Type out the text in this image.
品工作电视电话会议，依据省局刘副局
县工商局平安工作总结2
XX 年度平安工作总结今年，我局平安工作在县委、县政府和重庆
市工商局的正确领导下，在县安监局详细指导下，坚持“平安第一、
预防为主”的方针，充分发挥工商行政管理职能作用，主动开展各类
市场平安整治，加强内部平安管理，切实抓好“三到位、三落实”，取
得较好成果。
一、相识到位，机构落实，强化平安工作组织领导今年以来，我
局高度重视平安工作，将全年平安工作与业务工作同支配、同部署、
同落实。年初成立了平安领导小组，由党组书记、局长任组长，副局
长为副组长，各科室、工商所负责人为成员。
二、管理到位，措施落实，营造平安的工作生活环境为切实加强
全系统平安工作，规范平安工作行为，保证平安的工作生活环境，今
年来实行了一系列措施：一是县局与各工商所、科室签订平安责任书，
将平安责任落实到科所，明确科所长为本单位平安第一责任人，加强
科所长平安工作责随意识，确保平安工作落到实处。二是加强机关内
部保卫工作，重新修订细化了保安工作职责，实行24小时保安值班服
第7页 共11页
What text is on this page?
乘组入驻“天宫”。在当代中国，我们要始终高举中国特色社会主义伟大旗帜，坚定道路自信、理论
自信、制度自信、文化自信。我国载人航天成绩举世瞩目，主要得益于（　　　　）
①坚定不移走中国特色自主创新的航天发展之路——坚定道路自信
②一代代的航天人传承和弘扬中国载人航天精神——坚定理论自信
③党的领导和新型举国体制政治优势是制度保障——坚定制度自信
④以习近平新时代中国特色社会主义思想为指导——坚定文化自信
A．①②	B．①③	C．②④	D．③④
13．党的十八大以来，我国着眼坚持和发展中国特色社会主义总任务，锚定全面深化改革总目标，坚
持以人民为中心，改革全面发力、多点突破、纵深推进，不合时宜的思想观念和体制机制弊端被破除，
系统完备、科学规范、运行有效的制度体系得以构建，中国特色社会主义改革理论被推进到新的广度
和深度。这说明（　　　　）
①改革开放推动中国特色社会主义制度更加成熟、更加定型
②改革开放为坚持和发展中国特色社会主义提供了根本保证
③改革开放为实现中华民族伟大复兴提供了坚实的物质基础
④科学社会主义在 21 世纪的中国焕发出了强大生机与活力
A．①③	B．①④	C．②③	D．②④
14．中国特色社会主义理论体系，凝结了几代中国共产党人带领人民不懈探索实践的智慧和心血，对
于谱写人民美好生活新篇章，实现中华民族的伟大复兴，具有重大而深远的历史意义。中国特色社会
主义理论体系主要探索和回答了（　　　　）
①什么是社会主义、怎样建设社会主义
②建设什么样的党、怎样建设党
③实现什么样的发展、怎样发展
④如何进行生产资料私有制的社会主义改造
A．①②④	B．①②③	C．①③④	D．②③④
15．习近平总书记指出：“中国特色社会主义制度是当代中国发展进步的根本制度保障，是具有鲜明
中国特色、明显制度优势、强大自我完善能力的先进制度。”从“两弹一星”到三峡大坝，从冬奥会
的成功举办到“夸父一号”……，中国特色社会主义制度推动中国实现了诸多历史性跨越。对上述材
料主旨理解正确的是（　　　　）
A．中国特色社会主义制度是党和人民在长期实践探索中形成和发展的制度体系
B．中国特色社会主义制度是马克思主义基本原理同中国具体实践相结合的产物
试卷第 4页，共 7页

━━━━━━━━━━

Print out every entry, keeping each one exact.

Type out the text in this image.
品工作电视电话会议，依据省局刘副局
县工商局平安工作总结2
XX 年度平安工作总结今年，我局平安工作在县委、县政府和重庆
市工商局的正确领导下，在县安监局详细指导下，坚持“平安第一、
预防为主”的方针，充分发挥工商行政管理职能作用，主动开展各类
市场平安整治，加强内部平安管理，切实抓好“三到位、三落实”，取
得较好成果。
一、相识到位，机构落实，强化平安工作组织领导今年以来，我
局高度重视平安工作，将全年平安工作与业务工作同支配、同部署、
同落实。年初成立了平安领导小组，由党组书记、局长任组长，副局
长为副组长，各科室、工商所负责人为成员。
二、管理到位，措施落实，营造平安的工作生活环境为切实加强
全系统平安工作，规范平安工作行为，保证平安的工作生活环境，今
年来实行了一系列措施：一是县局与各工商所、科室签订平安责任书，
将平安责任落实到科所，明确科所长为本单位平安第一责任人，加强
科所长平安工作责随意识，确保平安工作落到实处。二是加强机关内
部保卫工作，重新修订细化了保安工作职责，实行24小时保安值班服
第7页 共11页
What text is on this page?
乘组入驻“天宫”。在当代中国，我们要始终高举中国特色社会主义伟大旗帜，坚定道路自信、理论
自信、制度自信、文化自信。我国载人航天成绩举世瞩目，主要得益于（　　　　）
①坚定不移走中国特色自主创新的航天发展之路——坚定道路自信
②一代代的航天人传承和弘扬中国载人航天精神——坚定理论自信
③党的领导和新型举国体制政治优势是制度保障——坚定制度自信
④以习近平新时代中国特色社会主义思想为指导——坚定文化自信
A．①②	B．①③	C．②④	D．③④
13．党的十八大以来，我国着眼坚持和发展中国特色社会主义总任务，锚定全面深化改革总目标，坚
持以人民为中心，改革全面发力、多点突破、纵深推进，不合时宜的思想观念和体制机制弊端被破除，
系统完备、科学规范、运行有效的制度体系得以构建，中国特色社会主义改革理论被推进到新的广度
和深度。这说明（　　　　）
①改革开放推动中国特色社会主义制度更加成熟、更加定型
②改革开放为坚持和发展中国特色社会主义提供了根本保证
③改革开放为实现中华民族伟大复兴提供了坚实的物质基础
④科学社会主义在 21 世纪的中国焕发出了强大生机与活力
A．①③	B．①④	C．②③	D．②④
14．中国特色社会主义理论体系，凝结了几代中国共产党人带领人民不懈探索实践的智慧和心血，对
于谱写人民美好生活新篇章，实现中华民族的伟大复兴，具有重大而深远的历史意义。中国特色社会
主义理论体系主要探索和回答了（　　　　）
①什么是社会主义、怎样建设社会主义
②建设什么样的党、怎样建设党
③实现什么样的发展、怎样发展
④如何进行生产资料私有制的社会主义改造
A．①②④	B．①②③	C．①③④	D．②③④
15．习近平总书记指出：“中国特色社会主义制度是当代中国发展进步的根本制度保障，是具有鲜明
中国特色、明显制度优势、强大自我完善能力的先进制度。”从“两弹一星”到三峡大坝，从冬奥会
的成功举办到“夸父一号”……，中国特色社会主义制度推动中国实现了诸多历史性跨越。对上述材
料主旨理解正确的是（　　　　）
A．中国特色社会主义制度是党和人民在长期实践探索中形成和发展的制度体系
B．中国特色社会主义制度是马克思主义基本原理同中国具体实践相结合的产物
试卷第 4页，共 7页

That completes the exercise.